#### Provided data

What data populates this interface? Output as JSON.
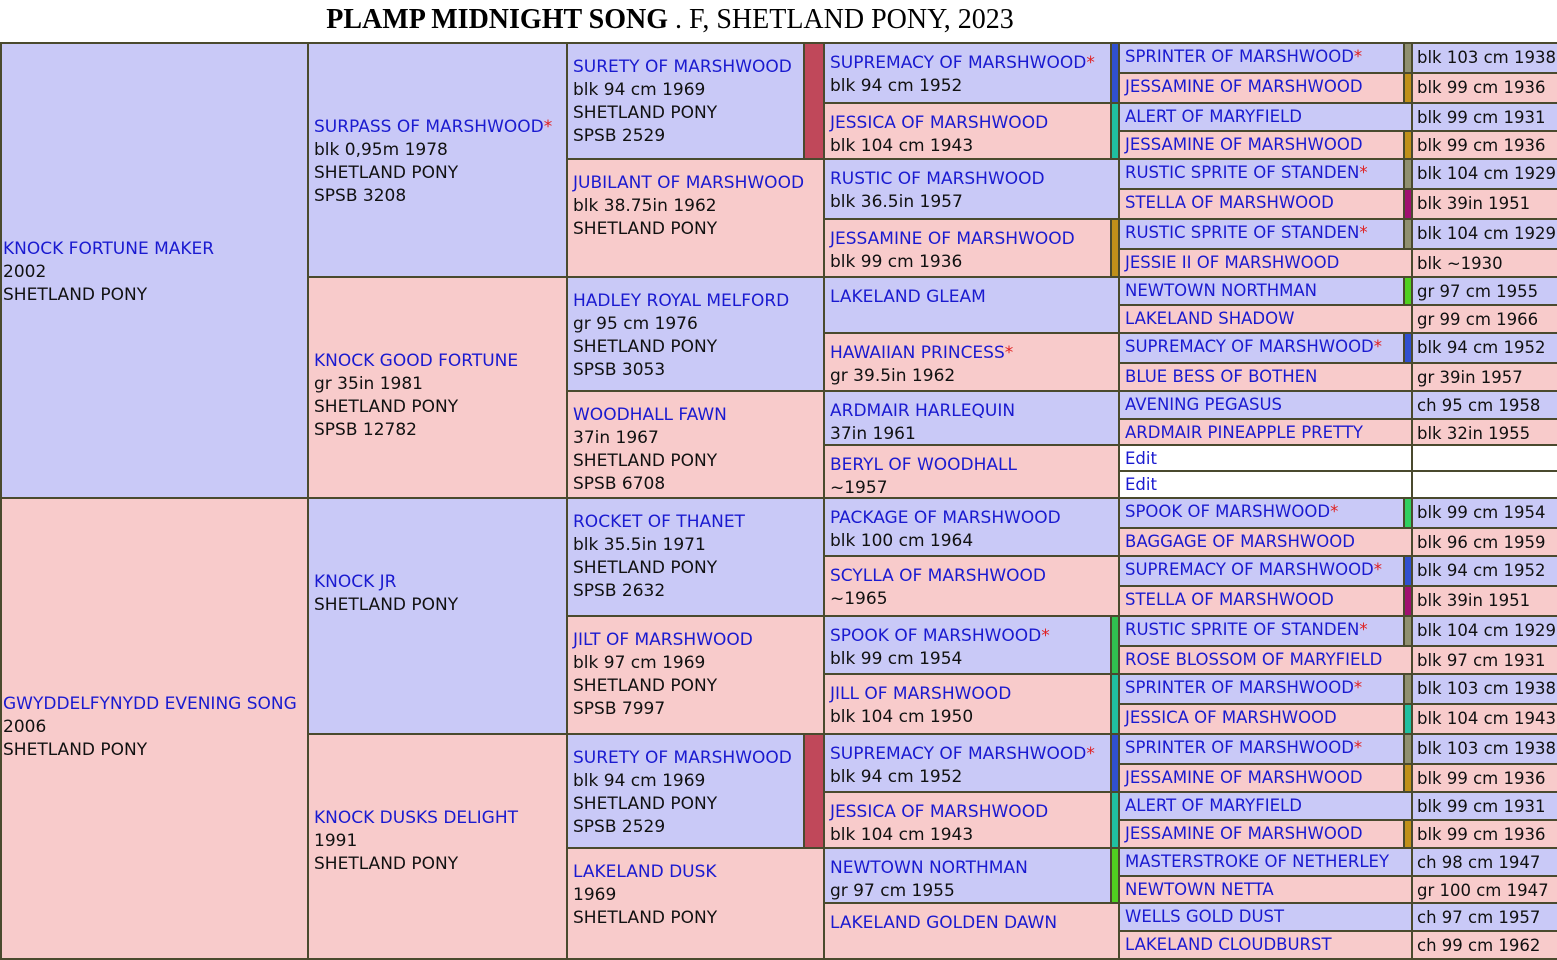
{
  "title": {
    "name": "PLAMP MIDNIGHT SONG",
    "rest": " . F, SHETLAND PONY, 2023"
  },
  "colors": {
    "male": "#c9c9f7",
    "female": "#f8cbcb",
    "border": "#4a4a2e",
    "link": "#1a1ad0",
    "star": "#e02020"
  },
  "gen1": [
    {
      "name": "KNOCK FORTUNE MAKER",
      "star": "",
      "lines": [
        "2002",
        "SHETLAND PONY"
      ]
    },
    {
      "name": "GWYDDELFYNYDD EVENING SONG",
      "star": "",
      "lines": [
        "2006",
        "SHETLAND PONY"
      ]
    }
  ],
  "gen2": [
    {
      "name": "SURPASS OF MARSHWOOD",
      "star": "*",
      "lines": [
        "blk 0,95m 1978",
        "SHETLAND PONY",
        "SPSB 3208"
      ]
    },
    {
      "name": "KNOCK GOOD FORTUNE",
      "star": "",
      "lines": [
        "gr 35in 1981",
        "SHETLAND PONY",
        "SPSB 12782"
      ]
    },
    {
      "name": "KNOCK JR",
      "star": "",
      "lines": [
        "",
        "SHETLAND PONY"
      ]
    },
    {
      "name": "KNOCK DUSKS DELIGHT",
      "star": "",
      "lines": [
        "1991",
        "SHETLAND PONY"
      ]
    }
  ],
  "gen3": [
    {
      "name": "SURETY OF MARSHWOOD",
      "star": "",
      "lines": [
        "blk 94 cm 1969",
        "SHETLAND PONY",
        "SPSB 2529"
      ]
    },
    {
      "name": "JUBILANT OF MARSHWOOD",
      "star": "",
      "lines": [
        "blk 38.75in 1962",
        "SHETLAND PONY"
      ]
    },
    {
      "name": "HADLEY ROYAL MELFORD",
      "star": "",
      "lines": [
        "gr 95 cm 1976",
        "SHETLAND PONY",
        "SPSB 3053"
      ]
    },
    {
      "name": "WOODHALL FAWN",
      "star": "",
      "lines": [
        "37in 1967",
        "SHETLAND PONY",
        "SPSB 6708"
      ]
    },
    {
      "name": "ROCKET OF THANET",
      "star": "",
      "lines": [
        "blk 35.5in 1971",
        "SHETLAND PONY",
        "SPSB 2632"
      ]
    },
    {
      "name": "JILT OF MARSHWOOD",
      "star": "",
      "lines": [
        "blk 97 cm 1969",
        "SHETLAND PONY",
        "SPSB 7997"
      ]
    },
    {
      "name": "SURETY OF MARSHWOOD",
      "star": "",
      "lines": [
        "blk 94 cm 1969",
        "SHETLAND PONY",
        "SPSB 2529"
      ]
    },
    {
      "name": "LAKELAND DUSK",
      "star": "",
      "lines": [
        "1969",
        "SHETLAND PONY"
      ]
    }
  ],
  "gen4": [
    {
      "name": "SUPREMACY OF MARSHWOOD",
      "star": "*",
      "lines": [
        "blk 94 cm 1952"
      ]
    },
    {
      "name": "JESSICA OF MARSHWOOD",
      "star": "",
      "lines": [
        "blk 104 cm 1943"
      ]
    },
    {
      "name": "RUSTIC OF MARSHWOOD",
      "star": "",
      "lines": [
        "blk 36.5in 1957"
      ]
    },
    {
      "name": "JESSAMINE OF MARSHWOOD",
      "star": "",
      "lines": [
        "blk 99 cm 1936"
      ]
    },
    {
      "name": "LAKELAND GLEAM",
      "star": "",
      "lines": []
    },
    {
      "name": "HAWAIIAN PRINCESS",
      "star": "*",
      "lines": [
        "gr 39.5in 1962"
      ]
    },
    {
      "name": "ARDMAIR HARLEQUIN",
      "star": "",
      "lines": [
        "37in 1961"
      ]
    },
    {
      "name": "BERYL OF WOODHALL",
      "star": "",
      "lines": [
        "~1957"
      ]
    },
    {
      "name": "PACKAGE OF MARSHWOOD",
      "star": "",
      "lines": [
        "blk 100 cm 1964"
      ]
    },
    {
      "name": "SCYLLA OF MARSHWOOD",
      "star": "",
      "lines": [
        "~1965"
      ]
    },
    {
      "name": "SPOOK OF MARSHWOOD",
      "star": "*",
      "lines": [
        "blk 99 cm 1954"
      ]
    },
    {
      "name": "JILL OF MARSHWOOD",
      "star": "",
      "lines": [
        "blk 104 cm 1950"
      ]
    },
    {
      "name": "SUPREMACY OF MARSHWOOD",
      "star": "*",
      "lines": [
        "blk 94 cm 1952"
      ]
    },
    {
      "name": "JESSICA OF MARSHWOOD",
      "star": "",
      "lines": [
        "blk 104 cm 1943"
      ]
    },
    {
      "name": "NEWTOWN NORTHMAN",
      "star": "",
      "lines": [
        "gr 97 cm 1955"
      ]
    },
    {
      "name": "LAKELAND GOLDEN DAWN",
      "star": "",
      "lines": []
    }
  ],
  "gen5": [
    {
      "name": "SPRINTER OF MARSHWOOD",
      "star": "*",
      "info": "blk 103 cm 1938"
    },
    {
      "name": "JESSAMINE OF MARSHWOOD",
      "star": "",
      "info": "blk 99 cm 1936"
    },
    {
      "name": "ALERT OF MARYFIELD",
      "star": "",
      "info": "blk 99 cm 1931"
    },
    {
      "name": "JESSAMINE OF MARSHWOOD",
      "star": "",
      "info": "blk 99 cm 1936"
    },
    {
      "name": "RUSTIC SPRITE OF STANDEN",
      "star": "*",
      "info": "blk 104 cm 1929"
    },
    {
      "name": "STELLA OF MARSHWOOD",
      "star": "",
      "info": "blk 39in 1951"
    },
    {
      "name": "RUSTIC SPRITE OF STANDEN",
      "star": "*",
      "info": "blk 104 cm 1929"
    },
    {
      "name": "JESSIE II OF MARSHWOOD",
      "star": "",
      "info": "blk ~1930"
    },
    {
      "name": "NEWTOWN NORTHMAN",
      "star": "",
      "info": "gr 97 cm 1955"
    },
    {
      "name": "LAKELAND SHADOW",
      "star": "",
      "info": "gr 99 cm 1966"
    },
    {
      "name": "SUPREMACY OF MARSHWOOD",
      "star": "*",
      "info": "blk 94 cm 1952"
    },
    {
      "name": "BLUE BESS OF BOTHEN",
      "star": "",
      "info": "gr 39in 1957"
    },
    {
      "name": "AVENING PEGASUS",
      "star": "",
      "info": "ch 95 cm 1958"
    },
    {
      "name": "ARDMAIR PINEAPPLE PRETTY",
      "star": "",
      "info": "blk 32in 1955"
    },
    {
      "name": "Edit",
      "star": "",
      "info": ""
    },
    {
      "name": "Edit",
      "star": "",
      "info": ""
    },
    {
      "name": "SPOOK OF MARSHWOOD",
      "star": "*",
      "info": "blk 99 cm 1954"
    },
    {
      "name": "BAGGAGE OF MARSHWOOD",
      "star": "",
      "info": "blk 96 cm 1959"
    },
    {
      "name": "SUPREMACY OF MARSHWOOD",
      "star": "*",
      "info": "blk 94 cm 1952"
    },
    {
      "name": "STELLA OF MARSHWOOD",
      "star": "",
      "info": "blk 39in 1951"
    },
    {
      "name": "RUSTIC SPRITE OF STANDEN",
      "star": "*",
      "info": "blk 104 cm 1929"
    },
    {
      "name": "ROSE BLOSSOM OF MARYFIELD",
      "star": "",
      "info": "blk 97 cm 1931"
    },
    {
      "name": "SPRINTER OF MARSHWOOD",
      "star": "*",
      "info": "blk 103 cm 1938"
    },
    {
      "name": "JESSICA OF MARSHWOOD",
      "star": "",
      "info": "blk 104 cm 1943"
    },
    {
      "name": "SPRINTER OF MARSHWOOD",
      "star": "*",
      "info": "blk 103 cm 1938"
    },
    {
      "name": "JESSAMINE OF MARSHWOOD",
      "star": "",
      "info": "blk 99 cm 1936"
    },
    {
      "name": "ALERT OF MARYFIELD",
      "star": "",
      "info": "blk 99 cm 1931"
    },
    {
      "name": "JESSAMINE OF MARSHWOOD",
      "star": "",
      "info": "blk 99 cm 1936"
    },
    {
      "name": "MASTERSTROKE OF NETHERLEY",
      "star": "",
      "info": "ch 98 cm 1947"
    },
    {
      "name": "NEWTOWN NETTA",
      "star": "",
      "info": "gr 100 cm 1947"
    },
    {
      "name": "WELLS GOLD DUST",
      "star": "",
      "info": "ch 97 cm 1957"
    },
    {
      "name": "LAKELAND CLOUDBURST",
      "star": "",
      "info": "ch 99 cm 1962"
    }
  ],
  "bars3": [
    "#c0485a",
    "",
    "",
    "",
    "",
    "",
    "#c0485a",
    ""
  ],
  "bars4": [
    "#3050d0",
    "#20c0a0",
    "",
    "#c0901a",
    "",
    "",
    "",
    "",
    "",
    "",
    "#30c050",
    "#20c0a0",
    "#3050d0",
    "#20c0a0",
    "#50d020",
    ""
  ],
  "bars5": [
    "#909070",
    "#c0901a",
    "",
    "#c0901a",
    "#909070",
    "#a01070",
    "#909070",
    "",
    "#50d020",
    "",
    "#3050d0",
    "",
    "",
    "",
    "",
    "",
    "#30d060",
    "",
    "#3050d0",
    "#a01070",
    "#909070",
    "",
    "#909070",
    "#20c0a0",
    "#909070",
    "#c0901a",
    "",
    "#c0901a",
    "",
    "",
    "",
    ""
  ]
}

########

Give the number of lines in the records above that contain the word "LAKELAND". Reply with that number alone.

5